PROBLEMS TO WORK ON ->
1) Answer these questions from the Hadoop forum thread, one per line:
(a) How many nodes are in the cluster Jane Wayne describes?
(b) Which live cluster does she name where logging on the master node stops working?
(c) Where does Michel Segel say a job should be launched from instead of the cluster?
2) Quote the Hadoop forum thread, beginning at the words "You don't want" and stopping after "excuse any typos...".

DOCUMENT TEXT ->
You don't want users actually running anything directly on the cluster.
You would set up some machine to launch jobs.
Essentially any sort of Linux machine where you can install Hadoop, but you don't run any jobs...
Sent from my iPhone
On Mar 28, 2012, at 3:30 AM, "Jane Wayne" <[EMAIL PROTECTED]> wrote:
> what do you mean by an edge node? do you mean any node that is not the
> master node (or NameNode or JobTracker node)?
> On Wed, Mar 28, 2012 at 3:51 AM, Michel Segel <[EMAIL PROTECTED]>wrote:
>> First you really don't want to launch the job from the cluster but from an
>> edge node.
>> To answer your question, in a word, yes, you should have a consistent set
>> of configuration files as possible, noting that overtime this may not be
>> possible as hardware configs may change,
>> Sent from a remote device. Please excuse any typos...
>> Mike Segel
>> On Mar 27, 2012, at 8:42 PM, Jane Wayne <[EMAIL PROTECTED]> wrote:
>>> if i have a hadoop cluster of 10 nodes, do i have to modify the
>>> /hadoop/conf/log4j.properties files on ALL 10 nodes to be the same?
>>> currently, i ssh into the master node to execute a job. this node is the
>>> only place where i have modified the logj4.properties file. i notice that
>>> although my log files are being created, nothing is being written to
>>> when i test on cygwin, the logging works, however, when i go to a live
>>> cluster (i.e. amazon elastic mapreduce), the logging output on the master
>>> node no longer works. i wonder if logging is happening at each slave/task
>>> could someone explain logging or point me to the documentation discussing
>>> this issue?

DATASET CONTENT ->
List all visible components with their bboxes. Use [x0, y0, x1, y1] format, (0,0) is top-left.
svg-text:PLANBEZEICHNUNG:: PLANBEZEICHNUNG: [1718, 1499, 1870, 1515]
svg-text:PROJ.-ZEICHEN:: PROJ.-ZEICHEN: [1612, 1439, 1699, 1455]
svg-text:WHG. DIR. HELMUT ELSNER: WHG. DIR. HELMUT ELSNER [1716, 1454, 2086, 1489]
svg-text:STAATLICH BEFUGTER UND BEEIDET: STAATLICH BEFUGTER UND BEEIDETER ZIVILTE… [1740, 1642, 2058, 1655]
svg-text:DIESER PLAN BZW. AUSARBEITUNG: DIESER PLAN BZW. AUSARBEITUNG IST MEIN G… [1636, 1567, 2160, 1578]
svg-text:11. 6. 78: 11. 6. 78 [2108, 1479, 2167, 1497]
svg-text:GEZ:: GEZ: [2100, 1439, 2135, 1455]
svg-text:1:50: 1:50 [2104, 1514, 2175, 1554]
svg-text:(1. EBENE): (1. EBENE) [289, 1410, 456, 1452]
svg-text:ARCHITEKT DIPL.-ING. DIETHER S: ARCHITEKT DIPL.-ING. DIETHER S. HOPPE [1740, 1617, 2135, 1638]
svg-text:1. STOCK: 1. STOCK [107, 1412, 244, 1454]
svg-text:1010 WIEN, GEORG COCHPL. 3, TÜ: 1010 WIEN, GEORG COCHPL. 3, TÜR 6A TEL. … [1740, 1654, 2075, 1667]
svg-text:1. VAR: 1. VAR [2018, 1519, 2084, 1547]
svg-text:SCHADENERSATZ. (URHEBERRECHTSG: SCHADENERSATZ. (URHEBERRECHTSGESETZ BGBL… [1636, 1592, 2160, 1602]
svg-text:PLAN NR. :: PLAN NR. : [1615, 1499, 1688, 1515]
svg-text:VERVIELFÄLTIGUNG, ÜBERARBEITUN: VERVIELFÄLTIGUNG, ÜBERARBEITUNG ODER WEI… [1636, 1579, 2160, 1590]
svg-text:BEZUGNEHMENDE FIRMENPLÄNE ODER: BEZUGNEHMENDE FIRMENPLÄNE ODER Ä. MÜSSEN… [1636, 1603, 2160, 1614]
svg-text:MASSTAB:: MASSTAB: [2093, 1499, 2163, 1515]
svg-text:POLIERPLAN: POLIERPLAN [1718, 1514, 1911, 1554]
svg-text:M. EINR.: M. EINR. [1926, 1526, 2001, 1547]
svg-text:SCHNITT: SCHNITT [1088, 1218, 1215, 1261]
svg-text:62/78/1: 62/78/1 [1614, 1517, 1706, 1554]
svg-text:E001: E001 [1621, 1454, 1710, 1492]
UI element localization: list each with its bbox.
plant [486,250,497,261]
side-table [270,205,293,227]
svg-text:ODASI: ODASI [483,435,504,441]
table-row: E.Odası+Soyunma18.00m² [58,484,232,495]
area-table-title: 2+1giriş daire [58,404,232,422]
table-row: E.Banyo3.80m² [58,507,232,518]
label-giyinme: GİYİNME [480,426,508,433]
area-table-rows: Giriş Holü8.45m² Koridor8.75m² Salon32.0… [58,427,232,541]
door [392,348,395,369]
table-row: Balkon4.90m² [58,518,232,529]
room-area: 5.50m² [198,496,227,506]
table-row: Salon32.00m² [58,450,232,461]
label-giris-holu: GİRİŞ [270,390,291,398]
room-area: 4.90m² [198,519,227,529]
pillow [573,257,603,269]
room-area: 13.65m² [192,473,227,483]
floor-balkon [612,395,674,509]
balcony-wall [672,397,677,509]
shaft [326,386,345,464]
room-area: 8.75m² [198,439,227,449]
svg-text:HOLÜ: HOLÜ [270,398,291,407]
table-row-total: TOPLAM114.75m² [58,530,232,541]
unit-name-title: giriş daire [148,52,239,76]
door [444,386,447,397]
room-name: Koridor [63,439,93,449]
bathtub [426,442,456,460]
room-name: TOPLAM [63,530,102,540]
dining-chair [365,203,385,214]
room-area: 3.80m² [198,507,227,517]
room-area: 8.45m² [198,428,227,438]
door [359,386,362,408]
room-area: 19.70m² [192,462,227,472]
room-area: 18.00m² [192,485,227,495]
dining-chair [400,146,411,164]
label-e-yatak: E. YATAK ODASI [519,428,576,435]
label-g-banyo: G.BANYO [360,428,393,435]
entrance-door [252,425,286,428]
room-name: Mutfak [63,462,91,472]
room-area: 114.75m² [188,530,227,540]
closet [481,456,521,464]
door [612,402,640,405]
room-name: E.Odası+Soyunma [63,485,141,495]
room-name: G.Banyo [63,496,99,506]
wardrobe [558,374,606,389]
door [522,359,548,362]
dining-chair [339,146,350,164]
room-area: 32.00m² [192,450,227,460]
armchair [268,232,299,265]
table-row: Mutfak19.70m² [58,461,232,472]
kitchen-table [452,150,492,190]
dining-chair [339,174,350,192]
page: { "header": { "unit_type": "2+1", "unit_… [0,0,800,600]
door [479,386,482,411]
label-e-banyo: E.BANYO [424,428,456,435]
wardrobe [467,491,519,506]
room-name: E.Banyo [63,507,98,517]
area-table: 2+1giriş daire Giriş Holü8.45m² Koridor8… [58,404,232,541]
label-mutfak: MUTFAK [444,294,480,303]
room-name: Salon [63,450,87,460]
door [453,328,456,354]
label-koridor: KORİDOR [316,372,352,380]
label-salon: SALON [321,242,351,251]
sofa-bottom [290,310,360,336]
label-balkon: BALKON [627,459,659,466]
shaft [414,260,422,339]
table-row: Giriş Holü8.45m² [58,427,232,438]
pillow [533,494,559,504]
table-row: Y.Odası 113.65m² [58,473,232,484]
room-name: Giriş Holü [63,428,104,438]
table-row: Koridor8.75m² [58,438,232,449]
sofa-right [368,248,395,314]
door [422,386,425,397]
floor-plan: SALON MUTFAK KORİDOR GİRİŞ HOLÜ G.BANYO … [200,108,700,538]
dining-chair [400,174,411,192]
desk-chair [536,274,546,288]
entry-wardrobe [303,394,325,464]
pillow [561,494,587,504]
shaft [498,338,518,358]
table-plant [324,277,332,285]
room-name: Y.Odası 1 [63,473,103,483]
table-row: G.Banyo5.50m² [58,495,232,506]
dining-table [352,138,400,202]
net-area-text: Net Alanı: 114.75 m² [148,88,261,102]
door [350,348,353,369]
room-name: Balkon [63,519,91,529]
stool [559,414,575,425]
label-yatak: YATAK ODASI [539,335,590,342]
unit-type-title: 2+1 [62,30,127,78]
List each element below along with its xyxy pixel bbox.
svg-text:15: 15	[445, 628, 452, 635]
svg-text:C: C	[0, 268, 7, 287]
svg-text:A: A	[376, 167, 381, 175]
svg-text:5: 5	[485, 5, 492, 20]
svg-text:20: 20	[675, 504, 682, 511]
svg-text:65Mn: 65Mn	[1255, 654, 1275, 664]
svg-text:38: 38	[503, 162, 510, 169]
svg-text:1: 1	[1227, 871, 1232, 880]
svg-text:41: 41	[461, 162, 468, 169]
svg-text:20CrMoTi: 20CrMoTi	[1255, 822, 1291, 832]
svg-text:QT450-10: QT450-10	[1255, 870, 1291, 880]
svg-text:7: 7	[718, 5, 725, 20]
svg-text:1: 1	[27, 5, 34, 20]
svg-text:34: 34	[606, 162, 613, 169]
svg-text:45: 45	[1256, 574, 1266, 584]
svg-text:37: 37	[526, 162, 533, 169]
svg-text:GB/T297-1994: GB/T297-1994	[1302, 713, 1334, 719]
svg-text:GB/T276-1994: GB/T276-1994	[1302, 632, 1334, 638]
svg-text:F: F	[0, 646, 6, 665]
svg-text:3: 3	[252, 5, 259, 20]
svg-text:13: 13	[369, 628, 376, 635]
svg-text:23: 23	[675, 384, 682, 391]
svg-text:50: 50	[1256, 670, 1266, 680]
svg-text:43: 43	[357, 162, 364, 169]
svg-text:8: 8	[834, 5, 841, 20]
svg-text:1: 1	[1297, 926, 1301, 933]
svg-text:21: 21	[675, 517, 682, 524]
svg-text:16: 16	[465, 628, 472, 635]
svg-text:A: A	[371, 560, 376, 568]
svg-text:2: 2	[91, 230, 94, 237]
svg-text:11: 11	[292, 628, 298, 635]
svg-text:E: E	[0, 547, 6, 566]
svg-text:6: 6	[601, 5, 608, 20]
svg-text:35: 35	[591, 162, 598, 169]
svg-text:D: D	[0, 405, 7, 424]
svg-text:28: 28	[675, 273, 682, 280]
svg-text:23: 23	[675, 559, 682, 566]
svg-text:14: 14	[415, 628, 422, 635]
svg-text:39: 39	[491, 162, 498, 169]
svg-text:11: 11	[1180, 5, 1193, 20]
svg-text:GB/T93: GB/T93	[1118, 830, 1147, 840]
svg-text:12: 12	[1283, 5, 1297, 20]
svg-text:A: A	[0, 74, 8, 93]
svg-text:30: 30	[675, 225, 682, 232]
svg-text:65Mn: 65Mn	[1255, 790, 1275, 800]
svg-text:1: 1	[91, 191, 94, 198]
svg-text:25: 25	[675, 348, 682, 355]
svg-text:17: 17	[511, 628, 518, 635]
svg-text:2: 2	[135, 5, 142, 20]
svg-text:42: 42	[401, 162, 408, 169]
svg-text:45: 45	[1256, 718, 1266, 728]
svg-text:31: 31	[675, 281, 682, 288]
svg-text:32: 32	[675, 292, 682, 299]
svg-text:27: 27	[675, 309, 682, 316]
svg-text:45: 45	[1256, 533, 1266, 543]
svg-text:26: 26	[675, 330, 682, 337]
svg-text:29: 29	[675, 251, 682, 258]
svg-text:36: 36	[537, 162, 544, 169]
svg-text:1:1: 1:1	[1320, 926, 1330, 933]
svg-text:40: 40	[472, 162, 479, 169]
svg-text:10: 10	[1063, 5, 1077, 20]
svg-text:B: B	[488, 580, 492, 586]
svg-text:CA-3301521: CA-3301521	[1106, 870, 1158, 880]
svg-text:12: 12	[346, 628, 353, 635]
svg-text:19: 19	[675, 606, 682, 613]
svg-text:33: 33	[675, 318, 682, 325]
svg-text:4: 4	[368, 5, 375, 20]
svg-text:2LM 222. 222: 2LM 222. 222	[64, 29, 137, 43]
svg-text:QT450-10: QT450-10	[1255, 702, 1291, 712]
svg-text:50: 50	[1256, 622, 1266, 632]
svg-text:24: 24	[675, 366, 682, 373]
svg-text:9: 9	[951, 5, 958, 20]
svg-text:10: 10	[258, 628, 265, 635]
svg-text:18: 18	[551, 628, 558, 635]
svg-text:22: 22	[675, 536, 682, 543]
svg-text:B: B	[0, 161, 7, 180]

ANSWERS TO EACH TASK ->
1)
(a) 10
(b) Amazon Elastic MapReduce
(c) An edge node

2)
You don't want users actually running anything directly on the cluster.
You would set up some machine to launch jobs.
Essentially any sort of Linux machine where you can install Hadoop, but you don't run any jobs...
Sent from my iPhone
On Mar 28, 2012, at 3:30 AM, "Jane Wayne" <[EMAIL PROTECTED]> wrote:
> what do you mean by an edge node? do you mean any node that is not the
> master node (or NameNode or JobTracker node)?
> On Wed, Mar 28, 2012 at 3:51 AM, Michel Segel <[EMAIL PROTECTED]>wrote:
>> First you really don't want to launch the job from the cluster but from an
>> edge node.
>> To answer your question, in a word, yes, you should have a consistent set
>> of configuration files as possible, noting that overtime this may not be
>> possible as hardware configs may change,
>> Sent from a remote device. Please excuse any typos...